THE PROBLEM: Find the string "Energy" in the records. Copy every line it appears in.

-------------------------

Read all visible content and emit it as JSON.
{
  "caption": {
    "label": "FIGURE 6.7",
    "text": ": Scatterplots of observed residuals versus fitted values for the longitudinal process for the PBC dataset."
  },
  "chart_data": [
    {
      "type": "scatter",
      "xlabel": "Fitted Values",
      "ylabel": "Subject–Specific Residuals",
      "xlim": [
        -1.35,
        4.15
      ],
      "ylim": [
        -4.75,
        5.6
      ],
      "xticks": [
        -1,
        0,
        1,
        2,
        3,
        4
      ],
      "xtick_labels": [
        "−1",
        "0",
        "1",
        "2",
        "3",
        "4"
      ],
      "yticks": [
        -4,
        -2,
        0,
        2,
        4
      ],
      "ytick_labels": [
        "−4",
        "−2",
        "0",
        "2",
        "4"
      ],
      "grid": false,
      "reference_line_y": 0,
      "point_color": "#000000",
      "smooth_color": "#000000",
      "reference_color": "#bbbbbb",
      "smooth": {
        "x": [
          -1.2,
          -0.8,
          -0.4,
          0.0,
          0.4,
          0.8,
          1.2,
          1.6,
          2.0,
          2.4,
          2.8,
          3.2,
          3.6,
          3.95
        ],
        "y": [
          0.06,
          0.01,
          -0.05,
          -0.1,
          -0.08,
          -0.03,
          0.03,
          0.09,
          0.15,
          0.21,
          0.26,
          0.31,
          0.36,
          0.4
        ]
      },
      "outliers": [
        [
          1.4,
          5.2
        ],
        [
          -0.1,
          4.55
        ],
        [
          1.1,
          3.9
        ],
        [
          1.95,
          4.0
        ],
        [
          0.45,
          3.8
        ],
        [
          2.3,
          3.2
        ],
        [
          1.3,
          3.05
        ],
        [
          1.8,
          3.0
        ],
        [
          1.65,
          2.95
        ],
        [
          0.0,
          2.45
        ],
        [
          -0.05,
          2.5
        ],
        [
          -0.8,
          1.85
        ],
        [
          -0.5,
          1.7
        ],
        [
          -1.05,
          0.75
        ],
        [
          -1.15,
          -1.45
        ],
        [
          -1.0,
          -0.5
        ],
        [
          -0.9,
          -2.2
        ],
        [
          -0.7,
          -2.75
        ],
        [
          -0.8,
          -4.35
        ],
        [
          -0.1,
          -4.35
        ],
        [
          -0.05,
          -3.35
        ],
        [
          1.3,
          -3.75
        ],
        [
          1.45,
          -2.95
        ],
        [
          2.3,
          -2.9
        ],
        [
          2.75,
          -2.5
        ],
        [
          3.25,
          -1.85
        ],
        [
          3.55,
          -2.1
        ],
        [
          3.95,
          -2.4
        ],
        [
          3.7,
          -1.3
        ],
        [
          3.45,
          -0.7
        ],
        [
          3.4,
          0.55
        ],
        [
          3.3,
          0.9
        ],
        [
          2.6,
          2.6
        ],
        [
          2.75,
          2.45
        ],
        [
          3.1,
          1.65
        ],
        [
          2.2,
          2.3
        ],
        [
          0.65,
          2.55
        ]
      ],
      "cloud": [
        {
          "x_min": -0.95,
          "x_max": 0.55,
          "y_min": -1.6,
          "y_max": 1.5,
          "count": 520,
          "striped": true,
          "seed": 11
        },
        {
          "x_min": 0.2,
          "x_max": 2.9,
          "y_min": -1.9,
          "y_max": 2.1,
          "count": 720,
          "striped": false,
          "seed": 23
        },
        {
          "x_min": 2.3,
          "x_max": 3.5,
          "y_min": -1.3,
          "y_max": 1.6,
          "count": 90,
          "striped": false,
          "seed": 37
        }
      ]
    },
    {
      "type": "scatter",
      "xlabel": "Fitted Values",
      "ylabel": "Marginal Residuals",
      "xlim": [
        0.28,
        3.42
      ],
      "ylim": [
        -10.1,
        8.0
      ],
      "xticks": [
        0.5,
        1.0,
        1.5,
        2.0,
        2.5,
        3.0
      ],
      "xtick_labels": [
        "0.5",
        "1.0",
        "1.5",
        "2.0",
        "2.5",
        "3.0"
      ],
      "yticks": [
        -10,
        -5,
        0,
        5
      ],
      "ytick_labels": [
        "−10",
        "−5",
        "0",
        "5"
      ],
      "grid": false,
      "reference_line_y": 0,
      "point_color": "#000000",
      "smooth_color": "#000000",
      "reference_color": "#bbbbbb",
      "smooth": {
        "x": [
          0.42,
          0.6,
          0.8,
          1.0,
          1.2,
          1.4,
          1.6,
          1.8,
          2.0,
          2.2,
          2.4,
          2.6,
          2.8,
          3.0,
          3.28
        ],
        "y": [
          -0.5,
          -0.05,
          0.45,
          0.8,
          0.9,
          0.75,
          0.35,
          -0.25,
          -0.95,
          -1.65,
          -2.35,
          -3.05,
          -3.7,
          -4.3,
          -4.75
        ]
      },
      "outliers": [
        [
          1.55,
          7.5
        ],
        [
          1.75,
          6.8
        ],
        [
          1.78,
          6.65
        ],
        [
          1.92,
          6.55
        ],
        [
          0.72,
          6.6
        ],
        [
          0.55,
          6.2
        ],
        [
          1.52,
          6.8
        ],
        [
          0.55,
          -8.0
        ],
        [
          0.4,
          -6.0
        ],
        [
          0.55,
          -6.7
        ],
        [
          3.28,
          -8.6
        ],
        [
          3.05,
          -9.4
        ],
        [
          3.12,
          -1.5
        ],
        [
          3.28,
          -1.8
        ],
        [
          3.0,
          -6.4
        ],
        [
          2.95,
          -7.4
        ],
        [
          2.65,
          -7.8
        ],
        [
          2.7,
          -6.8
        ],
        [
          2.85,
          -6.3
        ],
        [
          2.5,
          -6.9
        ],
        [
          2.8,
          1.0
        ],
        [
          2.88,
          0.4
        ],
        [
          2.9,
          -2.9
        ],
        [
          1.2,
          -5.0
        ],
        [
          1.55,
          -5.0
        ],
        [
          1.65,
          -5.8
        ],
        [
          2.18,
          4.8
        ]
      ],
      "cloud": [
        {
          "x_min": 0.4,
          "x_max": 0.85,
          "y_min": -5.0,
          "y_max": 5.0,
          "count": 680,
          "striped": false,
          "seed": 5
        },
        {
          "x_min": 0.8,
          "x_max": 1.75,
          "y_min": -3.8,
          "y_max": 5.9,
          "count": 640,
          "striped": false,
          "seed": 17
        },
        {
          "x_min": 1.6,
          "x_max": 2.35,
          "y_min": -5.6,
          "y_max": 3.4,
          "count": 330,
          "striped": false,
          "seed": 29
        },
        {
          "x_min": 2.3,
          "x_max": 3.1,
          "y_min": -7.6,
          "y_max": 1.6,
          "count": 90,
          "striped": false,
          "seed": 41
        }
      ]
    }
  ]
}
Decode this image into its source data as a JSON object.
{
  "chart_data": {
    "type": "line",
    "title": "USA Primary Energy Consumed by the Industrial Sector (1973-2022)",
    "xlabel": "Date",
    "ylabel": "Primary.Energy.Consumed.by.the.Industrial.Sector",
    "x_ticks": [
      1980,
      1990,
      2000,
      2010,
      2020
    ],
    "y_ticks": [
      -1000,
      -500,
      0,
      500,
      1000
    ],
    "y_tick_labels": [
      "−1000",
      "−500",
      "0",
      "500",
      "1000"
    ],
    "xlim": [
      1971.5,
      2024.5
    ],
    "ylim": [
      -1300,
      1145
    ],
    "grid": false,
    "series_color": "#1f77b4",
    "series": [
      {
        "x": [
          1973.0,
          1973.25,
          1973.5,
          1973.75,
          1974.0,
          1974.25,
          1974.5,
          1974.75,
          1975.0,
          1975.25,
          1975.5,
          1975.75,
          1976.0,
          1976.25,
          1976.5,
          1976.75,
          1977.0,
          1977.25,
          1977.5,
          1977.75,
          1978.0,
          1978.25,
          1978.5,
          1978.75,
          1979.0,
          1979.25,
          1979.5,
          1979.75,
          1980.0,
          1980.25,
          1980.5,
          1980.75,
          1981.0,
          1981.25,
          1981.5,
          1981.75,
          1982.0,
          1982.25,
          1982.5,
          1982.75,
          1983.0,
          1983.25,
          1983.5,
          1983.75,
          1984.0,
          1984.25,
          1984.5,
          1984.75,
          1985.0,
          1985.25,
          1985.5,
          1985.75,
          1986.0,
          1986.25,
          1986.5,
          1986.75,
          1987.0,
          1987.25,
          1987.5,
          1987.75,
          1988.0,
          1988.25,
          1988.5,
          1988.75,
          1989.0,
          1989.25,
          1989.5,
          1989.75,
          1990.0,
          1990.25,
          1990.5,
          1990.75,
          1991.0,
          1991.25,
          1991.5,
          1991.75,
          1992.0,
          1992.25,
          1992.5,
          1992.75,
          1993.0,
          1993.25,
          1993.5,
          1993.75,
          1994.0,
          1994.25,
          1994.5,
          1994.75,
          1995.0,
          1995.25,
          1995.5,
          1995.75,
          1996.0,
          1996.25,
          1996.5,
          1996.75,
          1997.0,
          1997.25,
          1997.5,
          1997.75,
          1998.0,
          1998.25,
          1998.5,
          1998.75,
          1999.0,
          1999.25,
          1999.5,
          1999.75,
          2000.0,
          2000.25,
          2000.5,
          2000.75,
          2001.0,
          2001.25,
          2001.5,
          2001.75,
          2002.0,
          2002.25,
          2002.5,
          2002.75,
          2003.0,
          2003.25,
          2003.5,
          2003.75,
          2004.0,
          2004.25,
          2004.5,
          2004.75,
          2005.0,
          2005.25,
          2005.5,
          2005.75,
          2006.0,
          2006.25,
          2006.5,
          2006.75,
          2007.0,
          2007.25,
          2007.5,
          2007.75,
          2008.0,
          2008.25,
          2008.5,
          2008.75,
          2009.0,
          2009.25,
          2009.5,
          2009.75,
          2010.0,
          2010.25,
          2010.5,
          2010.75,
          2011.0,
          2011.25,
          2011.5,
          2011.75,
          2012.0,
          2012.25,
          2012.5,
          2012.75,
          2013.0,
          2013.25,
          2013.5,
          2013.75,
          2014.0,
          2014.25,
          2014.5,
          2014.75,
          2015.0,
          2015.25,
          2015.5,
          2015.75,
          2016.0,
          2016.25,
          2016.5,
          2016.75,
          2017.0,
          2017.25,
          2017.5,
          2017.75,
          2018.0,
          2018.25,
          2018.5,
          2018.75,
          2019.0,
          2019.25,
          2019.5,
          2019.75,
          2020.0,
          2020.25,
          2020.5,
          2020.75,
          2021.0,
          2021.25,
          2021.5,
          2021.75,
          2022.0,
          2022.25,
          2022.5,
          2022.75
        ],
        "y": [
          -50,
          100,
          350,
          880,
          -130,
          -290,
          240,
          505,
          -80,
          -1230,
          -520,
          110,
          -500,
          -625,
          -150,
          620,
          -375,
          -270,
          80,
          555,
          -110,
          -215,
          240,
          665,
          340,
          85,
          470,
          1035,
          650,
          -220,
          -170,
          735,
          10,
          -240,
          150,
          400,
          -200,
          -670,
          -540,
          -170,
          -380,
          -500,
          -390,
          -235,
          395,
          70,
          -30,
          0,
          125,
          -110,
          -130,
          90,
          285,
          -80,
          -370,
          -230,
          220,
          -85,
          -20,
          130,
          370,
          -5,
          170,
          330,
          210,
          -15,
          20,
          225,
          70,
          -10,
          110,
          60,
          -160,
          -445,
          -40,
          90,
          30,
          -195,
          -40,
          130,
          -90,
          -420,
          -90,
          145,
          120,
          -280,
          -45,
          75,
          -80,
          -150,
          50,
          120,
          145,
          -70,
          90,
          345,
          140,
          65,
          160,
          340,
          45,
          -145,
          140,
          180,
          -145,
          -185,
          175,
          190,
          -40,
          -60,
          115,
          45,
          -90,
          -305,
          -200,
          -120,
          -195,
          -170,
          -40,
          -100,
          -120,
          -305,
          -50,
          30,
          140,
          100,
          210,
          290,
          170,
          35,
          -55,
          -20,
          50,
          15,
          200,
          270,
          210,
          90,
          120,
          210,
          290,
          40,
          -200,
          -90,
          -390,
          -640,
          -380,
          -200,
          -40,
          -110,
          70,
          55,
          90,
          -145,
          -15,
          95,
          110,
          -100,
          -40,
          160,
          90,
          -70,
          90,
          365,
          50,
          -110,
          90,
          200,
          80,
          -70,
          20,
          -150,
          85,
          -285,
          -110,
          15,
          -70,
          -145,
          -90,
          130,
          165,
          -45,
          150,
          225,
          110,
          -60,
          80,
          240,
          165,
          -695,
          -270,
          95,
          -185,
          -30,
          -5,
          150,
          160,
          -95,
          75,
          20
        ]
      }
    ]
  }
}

-------------------------

FINISHED EXERCISE:
    "title": "USA Primary Energy Consumed by the Industrial Sector (1973-2022)",
    "ylabel": "Primary.Energy.Consumed.by.the.Industrial.Sector",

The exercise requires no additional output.